[start of Record list]
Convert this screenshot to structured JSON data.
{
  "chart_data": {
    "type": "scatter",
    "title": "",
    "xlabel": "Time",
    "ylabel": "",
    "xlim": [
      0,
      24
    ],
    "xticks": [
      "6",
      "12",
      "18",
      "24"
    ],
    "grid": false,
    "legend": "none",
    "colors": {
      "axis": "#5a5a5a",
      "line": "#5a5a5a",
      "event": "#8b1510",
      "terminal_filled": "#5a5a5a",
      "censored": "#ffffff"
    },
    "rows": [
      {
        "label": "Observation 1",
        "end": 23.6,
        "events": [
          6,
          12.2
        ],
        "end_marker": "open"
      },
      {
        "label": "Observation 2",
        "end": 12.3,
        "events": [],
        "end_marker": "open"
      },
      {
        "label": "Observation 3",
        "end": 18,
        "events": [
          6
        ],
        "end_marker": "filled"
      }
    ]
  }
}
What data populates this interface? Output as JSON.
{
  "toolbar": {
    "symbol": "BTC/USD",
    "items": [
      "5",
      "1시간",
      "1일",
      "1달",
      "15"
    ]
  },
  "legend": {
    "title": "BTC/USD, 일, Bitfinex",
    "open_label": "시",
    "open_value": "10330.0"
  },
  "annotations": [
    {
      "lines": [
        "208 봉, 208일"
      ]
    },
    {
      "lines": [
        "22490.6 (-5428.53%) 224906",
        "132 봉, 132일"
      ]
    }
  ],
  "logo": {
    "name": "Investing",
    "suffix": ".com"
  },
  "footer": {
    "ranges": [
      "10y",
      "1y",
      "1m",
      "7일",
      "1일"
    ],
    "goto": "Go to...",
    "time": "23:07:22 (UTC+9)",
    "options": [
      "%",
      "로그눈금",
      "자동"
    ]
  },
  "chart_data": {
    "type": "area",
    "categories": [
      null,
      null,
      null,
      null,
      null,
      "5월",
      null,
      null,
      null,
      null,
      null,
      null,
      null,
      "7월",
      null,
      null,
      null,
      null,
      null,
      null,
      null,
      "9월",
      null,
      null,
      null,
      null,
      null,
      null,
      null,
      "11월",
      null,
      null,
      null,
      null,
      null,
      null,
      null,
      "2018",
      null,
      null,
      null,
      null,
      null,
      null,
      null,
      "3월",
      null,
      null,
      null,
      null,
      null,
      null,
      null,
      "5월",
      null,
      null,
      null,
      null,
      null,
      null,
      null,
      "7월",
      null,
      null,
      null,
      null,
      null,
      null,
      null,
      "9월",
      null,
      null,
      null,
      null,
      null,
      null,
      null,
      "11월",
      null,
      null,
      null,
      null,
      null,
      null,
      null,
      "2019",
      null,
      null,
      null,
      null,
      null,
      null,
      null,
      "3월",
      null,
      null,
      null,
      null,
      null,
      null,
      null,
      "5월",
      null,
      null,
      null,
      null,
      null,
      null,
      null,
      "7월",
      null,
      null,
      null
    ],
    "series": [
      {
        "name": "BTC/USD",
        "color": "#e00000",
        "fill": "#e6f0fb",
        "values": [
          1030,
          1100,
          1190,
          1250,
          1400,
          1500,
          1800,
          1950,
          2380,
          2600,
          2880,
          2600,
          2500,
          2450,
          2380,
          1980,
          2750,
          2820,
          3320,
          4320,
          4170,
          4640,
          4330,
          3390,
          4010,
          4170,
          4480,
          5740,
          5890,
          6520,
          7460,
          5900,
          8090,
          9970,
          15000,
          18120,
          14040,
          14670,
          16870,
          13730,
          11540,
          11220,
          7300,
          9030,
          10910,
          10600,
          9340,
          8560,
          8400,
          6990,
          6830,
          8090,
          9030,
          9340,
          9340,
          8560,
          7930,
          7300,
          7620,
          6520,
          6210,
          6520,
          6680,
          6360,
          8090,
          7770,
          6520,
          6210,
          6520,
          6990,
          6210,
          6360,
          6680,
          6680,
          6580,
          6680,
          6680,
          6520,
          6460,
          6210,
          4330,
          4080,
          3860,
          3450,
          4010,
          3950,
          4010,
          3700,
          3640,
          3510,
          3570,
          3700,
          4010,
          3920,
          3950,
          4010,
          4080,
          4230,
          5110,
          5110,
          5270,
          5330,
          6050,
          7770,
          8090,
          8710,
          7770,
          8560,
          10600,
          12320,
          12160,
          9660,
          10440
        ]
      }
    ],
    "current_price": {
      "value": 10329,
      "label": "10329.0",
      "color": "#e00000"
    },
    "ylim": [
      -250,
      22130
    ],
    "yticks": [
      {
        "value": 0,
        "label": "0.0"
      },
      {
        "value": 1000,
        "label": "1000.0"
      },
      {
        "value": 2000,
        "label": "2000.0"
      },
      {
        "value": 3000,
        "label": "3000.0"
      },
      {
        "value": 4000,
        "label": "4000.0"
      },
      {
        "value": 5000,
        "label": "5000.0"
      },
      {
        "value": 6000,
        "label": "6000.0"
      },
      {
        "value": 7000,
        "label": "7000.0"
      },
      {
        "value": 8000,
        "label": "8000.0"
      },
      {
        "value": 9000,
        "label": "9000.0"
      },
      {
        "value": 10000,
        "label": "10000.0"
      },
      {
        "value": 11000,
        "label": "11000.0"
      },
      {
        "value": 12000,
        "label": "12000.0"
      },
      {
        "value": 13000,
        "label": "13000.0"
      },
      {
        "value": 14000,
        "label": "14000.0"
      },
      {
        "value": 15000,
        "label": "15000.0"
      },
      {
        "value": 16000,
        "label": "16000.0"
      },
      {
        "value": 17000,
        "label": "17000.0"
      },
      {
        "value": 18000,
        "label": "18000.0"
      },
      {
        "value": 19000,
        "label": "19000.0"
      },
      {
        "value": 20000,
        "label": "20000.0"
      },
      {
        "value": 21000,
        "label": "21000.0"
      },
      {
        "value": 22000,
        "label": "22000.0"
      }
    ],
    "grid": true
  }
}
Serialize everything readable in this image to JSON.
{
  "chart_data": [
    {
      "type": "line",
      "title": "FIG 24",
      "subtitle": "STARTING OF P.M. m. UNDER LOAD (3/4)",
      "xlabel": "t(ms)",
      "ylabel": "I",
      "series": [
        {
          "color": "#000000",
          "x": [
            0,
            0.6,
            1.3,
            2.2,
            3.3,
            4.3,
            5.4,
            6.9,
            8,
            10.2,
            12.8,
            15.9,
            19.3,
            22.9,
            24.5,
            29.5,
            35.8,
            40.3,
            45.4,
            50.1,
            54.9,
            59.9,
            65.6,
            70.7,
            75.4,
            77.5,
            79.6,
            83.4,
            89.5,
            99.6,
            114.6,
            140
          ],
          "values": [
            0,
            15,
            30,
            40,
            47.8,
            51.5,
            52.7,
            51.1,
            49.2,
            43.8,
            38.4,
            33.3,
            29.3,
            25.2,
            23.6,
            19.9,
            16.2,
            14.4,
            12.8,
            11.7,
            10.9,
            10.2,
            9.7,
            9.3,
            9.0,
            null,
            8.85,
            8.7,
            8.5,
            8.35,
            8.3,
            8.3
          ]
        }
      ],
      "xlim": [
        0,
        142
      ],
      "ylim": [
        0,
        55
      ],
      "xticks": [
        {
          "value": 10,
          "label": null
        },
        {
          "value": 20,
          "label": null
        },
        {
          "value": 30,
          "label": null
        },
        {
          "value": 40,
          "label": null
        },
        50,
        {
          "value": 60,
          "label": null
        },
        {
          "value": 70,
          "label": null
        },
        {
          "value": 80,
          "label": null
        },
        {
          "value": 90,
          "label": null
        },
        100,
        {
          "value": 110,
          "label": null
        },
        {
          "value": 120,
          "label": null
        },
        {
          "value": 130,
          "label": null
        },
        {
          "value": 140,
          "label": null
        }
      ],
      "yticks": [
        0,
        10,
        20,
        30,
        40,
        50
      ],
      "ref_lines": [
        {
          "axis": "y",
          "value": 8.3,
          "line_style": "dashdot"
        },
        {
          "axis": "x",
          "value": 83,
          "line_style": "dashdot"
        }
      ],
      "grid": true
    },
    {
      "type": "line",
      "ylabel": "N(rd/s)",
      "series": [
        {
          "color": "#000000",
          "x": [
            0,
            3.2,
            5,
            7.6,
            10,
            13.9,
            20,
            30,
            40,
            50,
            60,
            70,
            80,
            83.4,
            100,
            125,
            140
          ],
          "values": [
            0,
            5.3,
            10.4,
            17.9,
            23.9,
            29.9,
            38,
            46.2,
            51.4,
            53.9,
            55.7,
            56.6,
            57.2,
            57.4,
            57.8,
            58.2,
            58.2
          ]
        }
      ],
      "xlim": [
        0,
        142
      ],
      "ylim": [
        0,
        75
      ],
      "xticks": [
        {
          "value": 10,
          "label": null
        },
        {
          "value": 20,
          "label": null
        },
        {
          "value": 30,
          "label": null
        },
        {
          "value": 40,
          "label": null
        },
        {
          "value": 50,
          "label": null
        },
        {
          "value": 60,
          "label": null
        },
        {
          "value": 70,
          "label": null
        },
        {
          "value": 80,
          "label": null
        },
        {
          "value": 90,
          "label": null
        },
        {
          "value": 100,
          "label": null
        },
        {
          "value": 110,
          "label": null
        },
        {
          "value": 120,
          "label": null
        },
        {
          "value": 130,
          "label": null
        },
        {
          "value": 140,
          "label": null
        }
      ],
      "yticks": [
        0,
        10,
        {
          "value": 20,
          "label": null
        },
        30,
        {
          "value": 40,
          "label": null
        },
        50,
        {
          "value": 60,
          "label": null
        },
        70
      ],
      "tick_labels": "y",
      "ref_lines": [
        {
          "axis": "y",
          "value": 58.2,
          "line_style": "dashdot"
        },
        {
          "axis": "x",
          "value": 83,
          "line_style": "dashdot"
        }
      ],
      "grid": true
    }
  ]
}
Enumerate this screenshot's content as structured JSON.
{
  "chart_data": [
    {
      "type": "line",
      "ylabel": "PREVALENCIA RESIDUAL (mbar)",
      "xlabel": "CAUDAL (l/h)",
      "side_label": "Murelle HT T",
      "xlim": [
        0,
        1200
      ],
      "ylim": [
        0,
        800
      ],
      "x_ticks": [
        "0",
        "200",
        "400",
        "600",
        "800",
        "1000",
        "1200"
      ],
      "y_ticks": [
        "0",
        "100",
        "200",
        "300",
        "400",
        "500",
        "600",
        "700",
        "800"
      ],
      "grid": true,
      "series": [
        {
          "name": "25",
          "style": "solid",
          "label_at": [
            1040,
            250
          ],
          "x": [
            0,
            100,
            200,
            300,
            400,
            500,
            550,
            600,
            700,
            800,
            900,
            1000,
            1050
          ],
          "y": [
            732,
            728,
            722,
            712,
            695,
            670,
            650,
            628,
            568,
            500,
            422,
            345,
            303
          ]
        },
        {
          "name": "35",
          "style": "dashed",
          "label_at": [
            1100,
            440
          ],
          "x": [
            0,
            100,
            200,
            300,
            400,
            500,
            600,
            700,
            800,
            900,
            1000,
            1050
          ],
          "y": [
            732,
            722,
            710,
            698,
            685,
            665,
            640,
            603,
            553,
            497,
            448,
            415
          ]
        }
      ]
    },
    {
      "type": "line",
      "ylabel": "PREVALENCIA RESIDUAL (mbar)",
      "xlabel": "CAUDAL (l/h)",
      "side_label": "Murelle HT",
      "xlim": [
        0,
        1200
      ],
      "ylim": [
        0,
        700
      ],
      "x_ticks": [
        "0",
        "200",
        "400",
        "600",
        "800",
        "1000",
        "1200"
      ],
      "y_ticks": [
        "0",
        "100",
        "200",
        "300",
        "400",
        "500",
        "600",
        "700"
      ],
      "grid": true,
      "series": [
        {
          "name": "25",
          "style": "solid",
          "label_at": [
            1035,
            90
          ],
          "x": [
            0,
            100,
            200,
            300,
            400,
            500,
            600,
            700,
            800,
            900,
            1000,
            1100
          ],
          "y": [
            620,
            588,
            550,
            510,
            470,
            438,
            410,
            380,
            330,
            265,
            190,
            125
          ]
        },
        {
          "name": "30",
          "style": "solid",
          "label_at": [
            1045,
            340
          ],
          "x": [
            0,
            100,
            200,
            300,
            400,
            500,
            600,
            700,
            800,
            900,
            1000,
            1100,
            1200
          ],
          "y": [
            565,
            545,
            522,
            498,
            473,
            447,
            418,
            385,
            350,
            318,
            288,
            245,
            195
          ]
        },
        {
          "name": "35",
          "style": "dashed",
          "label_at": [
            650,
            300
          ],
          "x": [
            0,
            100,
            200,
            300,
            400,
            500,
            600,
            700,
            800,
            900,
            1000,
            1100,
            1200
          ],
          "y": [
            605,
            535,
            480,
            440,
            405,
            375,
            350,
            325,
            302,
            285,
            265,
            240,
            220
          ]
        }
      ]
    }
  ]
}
[end of Record list]
#### [The exercise]
Filter the entries above down to the lines containing the word "screenshot".

#### [Reply to the task]
Convert this screenshot to structured JSON data.
Enumerate this screenshot's content as structured JSON.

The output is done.